* **YOUR OBJECTIVE**:
Reproduce the entries below in full, word for word.

* **Rows from a figure dataset**:
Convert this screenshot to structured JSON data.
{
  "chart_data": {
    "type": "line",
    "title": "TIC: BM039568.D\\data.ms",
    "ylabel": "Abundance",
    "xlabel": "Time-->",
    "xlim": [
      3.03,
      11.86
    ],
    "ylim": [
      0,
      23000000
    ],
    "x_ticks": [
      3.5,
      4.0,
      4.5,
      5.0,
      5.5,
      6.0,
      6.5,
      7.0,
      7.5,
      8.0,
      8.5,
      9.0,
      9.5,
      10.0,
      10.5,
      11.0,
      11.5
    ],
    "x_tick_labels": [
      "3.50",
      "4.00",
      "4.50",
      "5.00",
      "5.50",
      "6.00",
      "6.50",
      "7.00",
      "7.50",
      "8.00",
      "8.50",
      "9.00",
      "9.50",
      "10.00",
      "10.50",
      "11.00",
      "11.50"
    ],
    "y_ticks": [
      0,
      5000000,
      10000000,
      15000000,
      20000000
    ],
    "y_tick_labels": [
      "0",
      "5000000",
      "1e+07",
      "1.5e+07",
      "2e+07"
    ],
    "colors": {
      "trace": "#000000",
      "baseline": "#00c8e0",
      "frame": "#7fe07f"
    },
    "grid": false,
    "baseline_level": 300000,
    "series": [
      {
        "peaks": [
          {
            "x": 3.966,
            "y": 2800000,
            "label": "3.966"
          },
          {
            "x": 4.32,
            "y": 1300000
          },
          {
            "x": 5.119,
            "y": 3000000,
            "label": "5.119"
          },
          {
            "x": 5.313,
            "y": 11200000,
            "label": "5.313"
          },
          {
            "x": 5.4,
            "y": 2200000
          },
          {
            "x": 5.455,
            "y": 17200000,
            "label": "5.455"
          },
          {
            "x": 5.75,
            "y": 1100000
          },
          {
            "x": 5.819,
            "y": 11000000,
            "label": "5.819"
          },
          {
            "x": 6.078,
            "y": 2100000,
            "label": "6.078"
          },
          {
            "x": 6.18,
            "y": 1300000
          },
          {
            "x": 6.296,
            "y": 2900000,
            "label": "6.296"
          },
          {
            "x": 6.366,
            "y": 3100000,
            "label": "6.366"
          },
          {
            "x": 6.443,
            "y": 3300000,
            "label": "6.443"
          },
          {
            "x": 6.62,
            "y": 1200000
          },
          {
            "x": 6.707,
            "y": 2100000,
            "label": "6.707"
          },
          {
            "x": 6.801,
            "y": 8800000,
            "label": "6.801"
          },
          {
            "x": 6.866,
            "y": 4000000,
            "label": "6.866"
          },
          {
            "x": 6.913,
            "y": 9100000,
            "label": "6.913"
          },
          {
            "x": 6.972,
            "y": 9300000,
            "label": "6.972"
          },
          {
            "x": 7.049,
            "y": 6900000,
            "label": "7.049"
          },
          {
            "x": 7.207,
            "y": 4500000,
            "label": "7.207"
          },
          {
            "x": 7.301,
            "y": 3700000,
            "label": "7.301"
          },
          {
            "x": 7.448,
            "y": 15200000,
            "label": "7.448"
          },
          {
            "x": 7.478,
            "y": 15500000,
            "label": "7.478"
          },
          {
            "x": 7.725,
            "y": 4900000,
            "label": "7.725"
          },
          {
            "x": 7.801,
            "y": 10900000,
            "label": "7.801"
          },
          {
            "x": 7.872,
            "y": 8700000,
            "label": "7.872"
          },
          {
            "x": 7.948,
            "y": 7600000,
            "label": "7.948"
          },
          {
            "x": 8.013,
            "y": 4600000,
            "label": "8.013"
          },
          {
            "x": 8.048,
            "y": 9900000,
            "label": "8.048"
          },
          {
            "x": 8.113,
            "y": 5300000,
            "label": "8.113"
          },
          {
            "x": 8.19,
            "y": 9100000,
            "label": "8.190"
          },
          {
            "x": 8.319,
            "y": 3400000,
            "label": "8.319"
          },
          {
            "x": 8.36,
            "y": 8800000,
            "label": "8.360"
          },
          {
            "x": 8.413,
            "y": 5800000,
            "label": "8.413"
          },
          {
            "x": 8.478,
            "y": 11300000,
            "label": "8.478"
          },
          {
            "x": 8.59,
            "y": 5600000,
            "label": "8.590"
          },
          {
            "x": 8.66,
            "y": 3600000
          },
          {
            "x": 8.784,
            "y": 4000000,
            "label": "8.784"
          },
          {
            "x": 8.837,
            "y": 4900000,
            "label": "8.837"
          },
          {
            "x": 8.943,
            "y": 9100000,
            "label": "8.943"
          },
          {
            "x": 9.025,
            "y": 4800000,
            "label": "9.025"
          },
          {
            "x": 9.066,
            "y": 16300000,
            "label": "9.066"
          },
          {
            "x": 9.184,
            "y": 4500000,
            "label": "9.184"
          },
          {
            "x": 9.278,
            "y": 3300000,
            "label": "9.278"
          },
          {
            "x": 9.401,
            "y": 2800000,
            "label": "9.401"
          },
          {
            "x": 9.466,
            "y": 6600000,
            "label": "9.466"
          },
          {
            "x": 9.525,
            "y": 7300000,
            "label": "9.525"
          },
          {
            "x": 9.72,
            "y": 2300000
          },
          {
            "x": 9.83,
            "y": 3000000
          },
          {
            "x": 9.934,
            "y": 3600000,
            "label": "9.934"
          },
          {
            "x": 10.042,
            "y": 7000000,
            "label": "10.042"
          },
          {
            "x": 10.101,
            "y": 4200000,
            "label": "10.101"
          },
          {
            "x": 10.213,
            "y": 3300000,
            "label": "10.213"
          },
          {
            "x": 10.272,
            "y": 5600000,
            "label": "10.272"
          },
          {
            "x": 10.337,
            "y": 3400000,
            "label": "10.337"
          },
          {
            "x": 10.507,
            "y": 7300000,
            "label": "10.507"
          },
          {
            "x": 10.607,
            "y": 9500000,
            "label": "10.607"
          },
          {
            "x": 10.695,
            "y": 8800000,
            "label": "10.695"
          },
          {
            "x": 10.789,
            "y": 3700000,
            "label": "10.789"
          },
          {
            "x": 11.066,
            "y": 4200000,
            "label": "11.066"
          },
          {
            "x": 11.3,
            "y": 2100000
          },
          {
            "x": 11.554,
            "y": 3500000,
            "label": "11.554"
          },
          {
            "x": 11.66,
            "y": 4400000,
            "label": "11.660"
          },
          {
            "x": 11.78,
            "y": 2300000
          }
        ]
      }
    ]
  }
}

* **OUTPUT OF THE EXERCISE**:
Convert this screenshot to structured JSON data.
{
  "chart_data": {
    "type": "line",
    "title": "TIC: BM039568.D\\data.ms",
    "ylabel": "Abundance",
    "xlabel": "Time-->",
    "xlim": [
      3.03,
      11.86
    ],
    "ylim": [
      0,
      23000000
    ],
    "x_ticks": [
      3.5,
      4.0,
      4.5,
      5.0,
      5.5,
      6.0,
      6.5,
      7.0,
      7.5,
      8.0,
      8.5,
      9.0,
      9.5,
      10.0,
      10.5,
      11.0,
      11.5
    ],
    "x_tick_labels": [
      "3.50",
      "4.00",
      "4.50",
      "5.00",
      "5.50",
      "6.00",
      "6.50",
      "7.00",
      "7.50",
      "8.00",
      "8.50",
      "9.00",
      "9.50",
      "10.00",
      "10.50",
      "11.00",
      "11.50"
    ],
    "y_ticks": [
      0,
      5000000,
      10000000,
      15000000,
      20000000
    ],
    "y_tick_labels": [
      "0",
      "5000000",
      "1e+07",
      "1.5e+07",
      "2e+07"
    ],
    "colors": {
      "trace": "#000000",
      "baseline": "#00c8e0",
      "frame": "#7fe07f"
    },
    "grid": false,
    "baseline_level": 300000,
    "series": [
      {
        "peaks": [
          {
            "x": 3.966,
            "y": 2800000,
            "label": "3.966"
          },
          {
            "x": 4.32,
            "y": 1300000
          },
          {
            "x": 5.119,
            "y": 3000000,
            "label": "5.119"
          },
          {
            "x": 5.313,
            "y": 11200000,
            "label": "5.313"
          },
          {
            "x": 5.4,
            "y": 2200000
          },
          {
            "x": 5.455,
            "y": 17200000,
            "label": "5.455"
          },
          {
            "x": 5.75,
            "y": 1100000
          },
          {
            "x": 5.819,
            "y": 11000000,
            "label": "5.819"
          },
          {
            "x": 6.078,
            "y": 2100000,
            "label": "6.078"
          },
          {
            "x": 6.18,
            "y": 1300000
          },
          {
            "x": 6.296,
            "y": 2900000,
            "label": "6.296"
          },
          {
            "x": 6.366,
            "y": 3100000,
            "label": "6.366"
          },
          {
            "x": 6.443,
            "y": 3300000,
            "label": "6.443"
          },
          {
            "x": 6.62,
            "y": 1200000
          },
          {
            "x": 6.707,
            "y": 2100000,
            "label": "6.707"
          },
          {
            "x": 6.801,
            "y": 8800000,
            "label": "6.801"
          },
          {
            "x": 6.866,
            "y": 4000000,
            "label": "6.866"
          },
          {
            "x": 6.913,
            "y": 9100000,
            "label": "6.913"
          },
          {
            "x": 6.972,
            "y": 9300000,
            "label": "6.972"
          },
          {
            "x": 7.049,
            "y": 6900000,
            "label": "7.049"
          },
          {
            "x": 7.207,
            "y": 4500000,
            "label": "7.207"
          },
          {
            "x": 7.301,
            "y": 3700000,
            "label": "7.301"
          },
          {
            "x": 7.448,
            "y": 15200000,
            "label": "7.448"
          },
          {
            "x": 7.478,
            "y": 15500000,
            "label": "7.478"
          },
          {
            "x": 7.725,
            "y": 4900000,
            "label": "7.725"
          },
          {
            "x": 7.801,
            "y": 10900000,
            "label": "7.801"
          },
          {
            "x": 7.872,
            "y": 8700000,
            "label": "7.872"
          },
          {
            "x": 7.948,
            "y": 7600000,
            "label": "7.948"
          },
          {
            "x": 8.013,
            "y": 4600000,
            "label": "8.013"
          },
          {
            "x": 8.048,
            "y": 9900000,
            "label": "8.048"
          },
          {
            "x": 8.113,
            "y": 5300000,
            "label": "8.113"
          },
          {
            "x": 8.19,
            "y": 9100000,
            "label": "8.190"
          },
          {
            "x": 8.319,
            "y": 3400000,
            "label": "8.319"
          },
          {
            "x": 8.36,
            "y": 8800000,
            "label": "8.360"
          },
          {
            "x": 8.413,
            "y": 5800000,
            "label": "8.413"
          },
          {
            "x": 8.478,
            "y": 11300000,
            "label": "8.478"
          },
          {
            "x": 8.59,
            "y": 5600000,
            "label": "8.590"
          },
          {
            "x": 8.66,
            "y": 3600000
          },
          {
            "x": 8.784,
            "y": 4000000,
            "label": "8.784"
          },
          {
            "x": 8.837,
            "y": 4900000,
            "label": "8.837"
          },
          {
            "x": 8.943,
            "y": 9100000,
            "label": "8.943"
          },
          {
            "x": 9.025,
            "y": 4800000,
            "label": "9.025"
          },
          {
            "x": 9.066,
            "y": 16300000,
            "label": "9.066"
          },
          {
            "x": 9.184,
            "y": 4500000,
            "label": "9.184"
          },
          {
            "x": 9.278,
            "y": 3300000,
            "label": "9.278"
          },
          {
            "x": 9.401,
            "y": 2800000,
            "label": "9.401"
          },
          {
            "x": 9.466,
            "y": 6600000,
            "label": "9.466"
          },
          {
            "x": 9.525,
            "y": 7300000,
            "label": "9.525"
          },
          {
            "x": 9.72,
            "y": 2300000
          },
          {
            "x": 9.83,
            "y": 3000000
          },
          {
            "x": 9.934,
            "y": 3600000,
            "label": "9.934"
          },
          {
            "x": 10.042,
            "y": 7000000,
            "label": "10.042"
          },
          {
            "x": 10.101,
            "y": 4200000,
            "label": "10.101"
          },
          {
            "x": 10.213,
            "y": 3300000,
            "label": "10.213"
          },
          {
            "x": 10.272,
            "y": 5600000,
            "label": "10.272"
          },
          {
            "x": 10.337,
            "y": 3400000,
            "label": "10.337"
          },
          {
            "x": 10.507,
            "y": 7300000,
            "label": "10.507"
          },
          {
            "x": 10.607,
            "y": 9500000,
            "label": "10.607"
          },
          {
            "x": 10.695,
            "y": 8800000,
            "label": "10.695"
          },
          {
            "x": 10.789,
            "y": 3700000,
            "label": "10.789"
          },
          {
            "x": 11.066,
            "y": 4200000,
            "label": "11.066"
          },
          {
            "x": 11.3,
            "y": 2100000
          },
          {
            "x": 11.554,
            "y": 3500000,
            "label": "11.554"
          },
          {
            "x": 11.66,
            "y": 4400000,
            "label": "11.660"
          },
          {
            "x": 11.78,
            "y": 2300000
          }
        ]
      }
    ]
  }
}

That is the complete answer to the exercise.